_The data:_

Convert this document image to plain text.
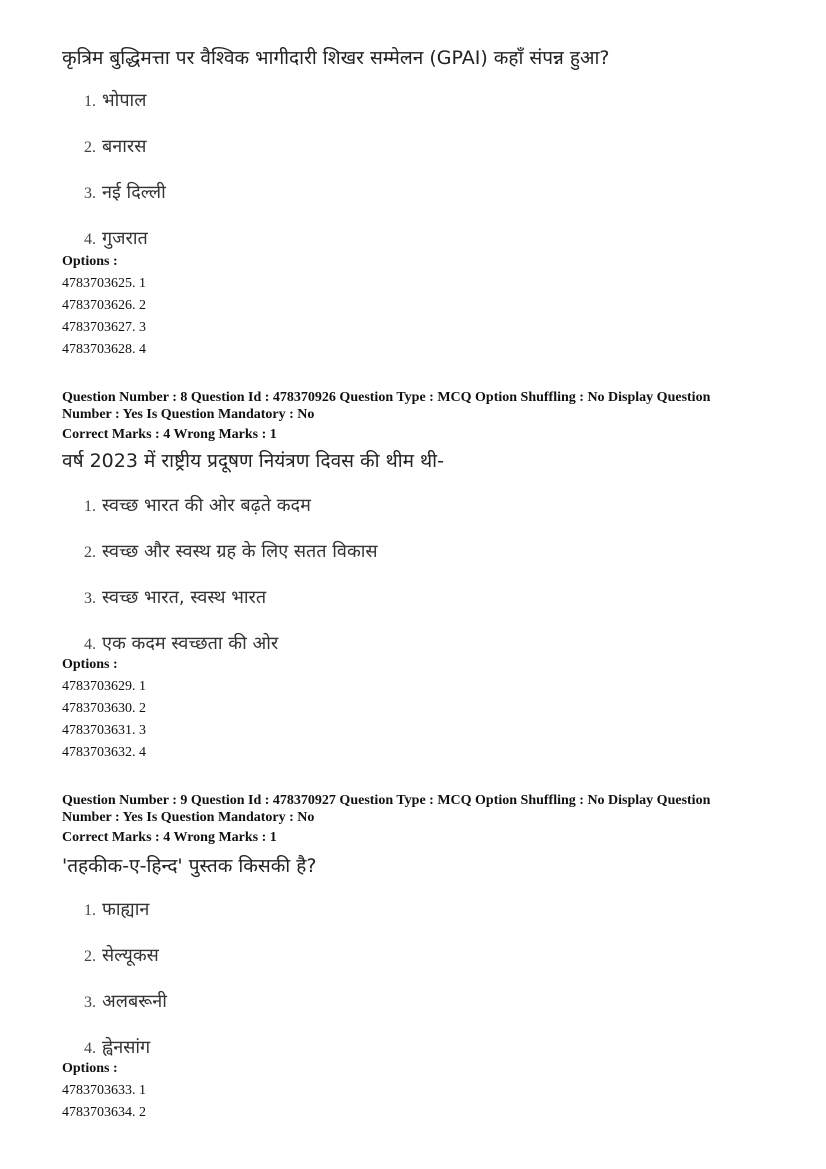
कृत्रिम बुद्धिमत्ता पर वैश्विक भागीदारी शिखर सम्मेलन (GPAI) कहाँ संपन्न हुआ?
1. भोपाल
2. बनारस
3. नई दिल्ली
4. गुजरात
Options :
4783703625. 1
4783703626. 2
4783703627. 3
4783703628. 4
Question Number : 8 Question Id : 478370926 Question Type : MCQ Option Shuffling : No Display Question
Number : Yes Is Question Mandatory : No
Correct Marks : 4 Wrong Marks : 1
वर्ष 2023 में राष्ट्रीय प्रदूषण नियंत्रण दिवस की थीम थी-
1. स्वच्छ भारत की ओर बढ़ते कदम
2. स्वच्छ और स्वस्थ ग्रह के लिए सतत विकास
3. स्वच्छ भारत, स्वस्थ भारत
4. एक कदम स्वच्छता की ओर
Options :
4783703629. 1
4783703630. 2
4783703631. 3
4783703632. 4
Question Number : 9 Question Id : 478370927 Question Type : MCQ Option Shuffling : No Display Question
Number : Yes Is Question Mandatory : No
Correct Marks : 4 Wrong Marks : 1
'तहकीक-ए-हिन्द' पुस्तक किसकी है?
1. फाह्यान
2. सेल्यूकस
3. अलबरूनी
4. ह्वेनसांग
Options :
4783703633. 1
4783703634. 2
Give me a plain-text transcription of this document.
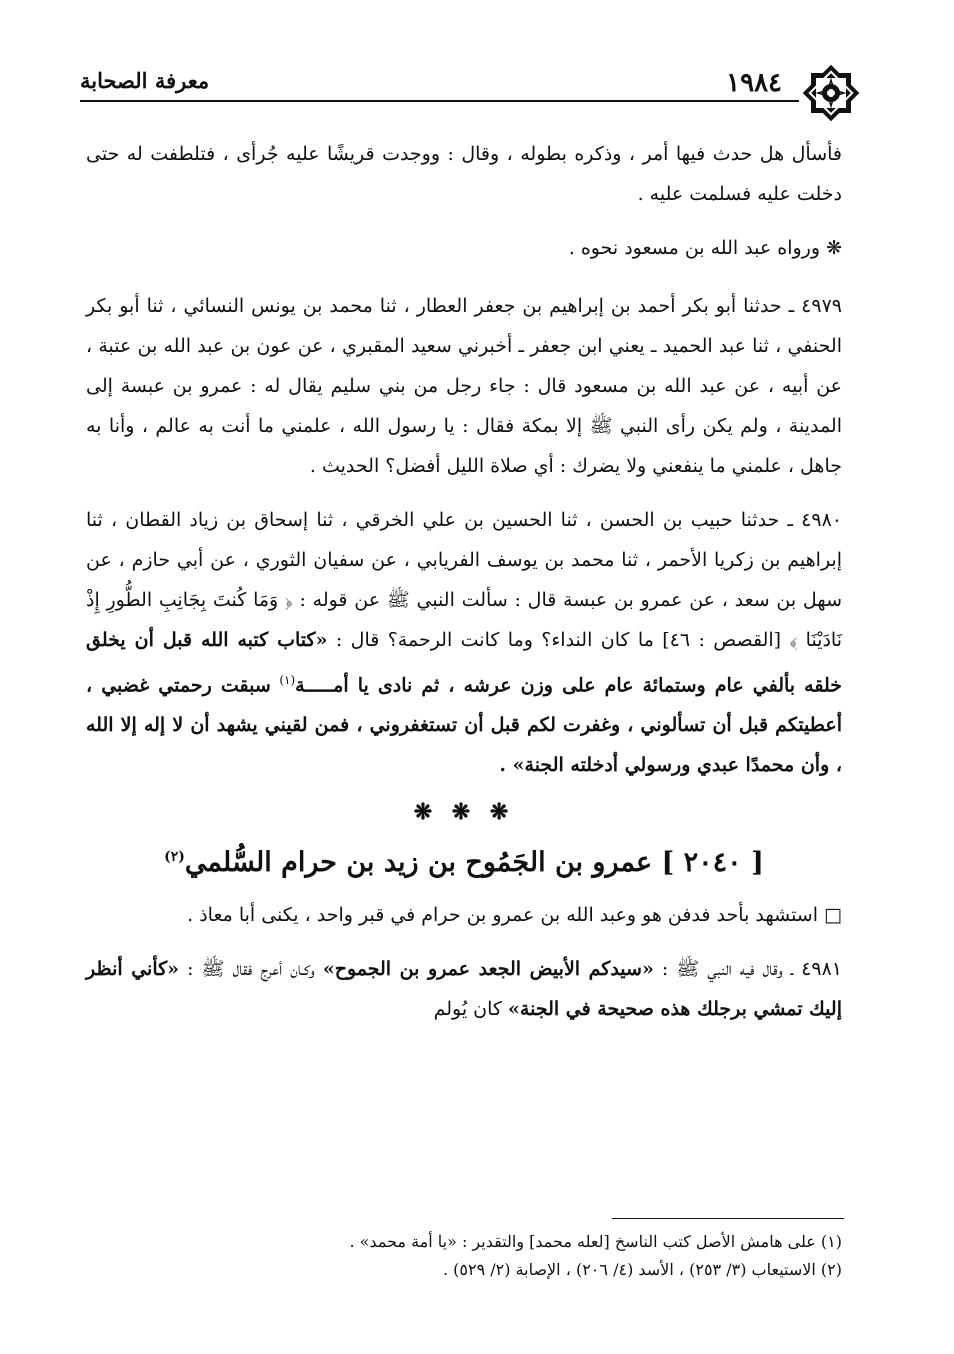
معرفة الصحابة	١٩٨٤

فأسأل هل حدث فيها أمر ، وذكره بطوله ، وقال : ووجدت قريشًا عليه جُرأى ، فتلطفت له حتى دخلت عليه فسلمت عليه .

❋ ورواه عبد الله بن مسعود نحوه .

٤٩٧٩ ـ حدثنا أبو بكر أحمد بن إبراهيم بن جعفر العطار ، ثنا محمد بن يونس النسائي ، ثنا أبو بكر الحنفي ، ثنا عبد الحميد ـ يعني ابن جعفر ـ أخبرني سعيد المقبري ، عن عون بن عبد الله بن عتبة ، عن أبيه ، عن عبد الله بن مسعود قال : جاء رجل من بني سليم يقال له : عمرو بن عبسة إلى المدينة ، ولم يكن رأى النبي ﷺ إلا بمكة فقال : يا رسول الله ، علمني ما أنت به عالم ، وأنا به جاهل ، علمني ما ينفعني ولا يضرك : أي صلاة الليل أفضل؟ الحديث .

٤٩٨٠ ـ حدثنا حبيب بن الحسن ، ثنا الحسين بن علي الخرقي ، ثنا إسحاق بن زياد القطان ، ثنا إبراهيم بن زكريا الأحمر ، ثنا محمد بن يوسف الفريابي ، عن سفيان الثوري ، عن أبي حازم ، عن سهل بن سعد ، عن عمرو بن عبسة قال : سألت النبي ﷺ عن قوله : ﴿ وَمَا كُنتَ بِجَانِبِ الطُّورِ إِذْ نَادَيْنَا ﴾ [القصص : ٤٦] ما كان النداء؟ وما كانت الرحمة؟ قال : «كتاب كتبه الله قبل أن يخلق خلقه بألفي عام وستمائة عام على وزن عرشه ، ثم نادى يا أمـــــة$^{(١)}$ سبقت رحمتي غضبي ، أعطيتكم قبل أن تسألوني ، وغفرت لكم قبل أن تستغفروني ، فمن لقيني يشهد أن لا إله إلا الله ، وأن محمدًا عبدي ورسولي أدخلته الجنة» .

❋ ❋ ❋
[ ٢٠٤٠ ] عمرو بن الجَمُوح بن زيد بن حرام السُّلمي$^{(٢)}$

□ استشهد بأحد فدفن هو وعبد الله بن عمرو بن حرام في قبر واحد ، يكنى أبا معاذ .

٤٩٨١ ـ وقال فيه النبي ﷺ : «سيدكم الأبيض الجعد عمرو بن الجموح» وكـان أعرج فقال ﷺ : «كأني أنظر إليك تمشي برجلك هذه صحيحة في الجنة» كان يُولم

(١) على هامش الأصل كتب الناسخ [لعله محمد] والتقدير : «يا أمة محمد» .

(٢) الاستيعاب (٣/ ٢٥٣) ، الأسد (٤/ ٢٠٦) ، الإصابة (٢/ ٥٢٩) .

* * *

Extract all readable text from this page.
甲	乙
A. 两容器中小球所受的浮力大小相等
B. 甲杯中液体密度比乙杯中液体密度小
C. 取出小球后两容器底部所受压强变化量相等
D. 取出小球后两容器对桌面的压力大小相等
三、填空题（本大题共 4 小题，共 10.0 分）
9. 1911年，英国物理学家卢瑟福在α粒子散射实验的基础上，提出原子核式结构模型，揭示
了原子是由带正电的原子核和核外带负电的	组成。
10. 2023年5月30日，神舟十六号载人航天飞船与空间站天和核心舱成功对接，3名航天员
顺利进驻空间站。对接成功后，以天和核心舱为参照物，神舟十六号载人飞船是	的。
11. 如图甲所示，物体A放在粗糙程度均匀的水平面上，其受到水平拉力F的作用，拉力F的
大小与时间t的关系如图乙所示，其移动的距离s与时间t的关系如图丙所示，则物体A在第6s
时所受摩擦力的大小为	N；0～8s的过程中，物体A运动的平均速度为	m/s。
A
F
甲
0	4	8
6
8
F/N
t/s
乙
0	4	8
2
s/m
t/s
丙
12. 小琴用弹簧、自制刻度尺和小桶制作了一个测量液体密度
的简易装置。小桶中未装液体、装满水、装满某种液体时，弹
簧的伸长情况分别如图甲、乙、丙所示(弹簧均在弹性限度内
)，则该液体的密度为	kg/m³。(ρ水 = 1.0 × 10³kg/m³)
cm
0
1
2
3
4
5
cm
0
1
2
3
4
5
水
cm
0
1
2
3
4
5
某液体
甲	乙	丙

_Aim of the exercise:_
For each line of the listing that holds the word "عمرو", show that line.

_Complete answer:_
٤٩٧٩ ـ حدثنا أبو بكر أحمد بن إبراهيم بن جعفر العطار ، ثنا محمد بن يونس النسائي ، ثنا أبو بكر الحنفي ، ثنا عبد الحميد ـ يعني ابن جعفر ـ أخبرني سعيد المقبري ، عن عون بن عبد الله بن عتبة ، عن أبيه ، عن عبد الله بن مسعود قال : جاء رجل من بني سليم يقال له : عمرو بن عبسة إلى المدينة ، ولم يكن رأى النبي ﷺ إلا بمكة فقال : يا رسول الله ، علمني ما أنت به عالم ، وأنا به جاهل ، علمني ما ينفعني ولا يضرك : أي صلاة الليل أفضل؟ الحديث .
٤٩٨٠ ـ حدثنا حبيب بن الحسن ، ثنا الحسين بن علي الخرقي ، ثنا إسحاق بن زياد القطان ، ثنا إبراهيم بن زكريا الأحمر ، ثنا محمد بن يوسف الفريابي ، عن سفيان الثوري ، عن أبي حازم ، عن سهل بن سعد ، عن عمرو بن عبسة قال : سألت النبي ﷺ عن قوله : ﴿ وَمَا كُنتَ بِجَانِبِ الطُّورِ إِذْ نَادَيْنَا ﴾ [القصص : ٤٦] ما كان النداء؟ وما كانت الرحمة؟ قال : «كتاب كتبه الله قبل أن يخلق خلقه بألفي عام وستمائة عام على وزن عرشه ، ثم نادى يا أمـــــة$^{(١)}$ سبقت رحمتي غضبي ، أعطيتكم قبل أن تسألوني ، وغفرت لكم قبل أن تستغفروني ، فمن لقيني يشهد أن لا إله إلا الله ، وأن محمدًا عبدي ورسولي أدخلته الجنة» .
[ ٢٠٤٠ ] عمرو بن الجَمُوح بن زيد بن حرام السُّلمي$^{(٢)}$
□ استشهد بأحد فدفن هو وعبد الله بن عمرو بن حرام في قبر واحد ، يكنى أبا معاذ .
٤٩٨١ ـ وقال فيه النبي ﷺ : «سيدكم الأبيض الجعد عمرو بن الجموح» وكـان أعرج فقال ﷺ : «كأني أنظر إليك تمشي برجلك هذه صحيحة في الجنة» كان يُولم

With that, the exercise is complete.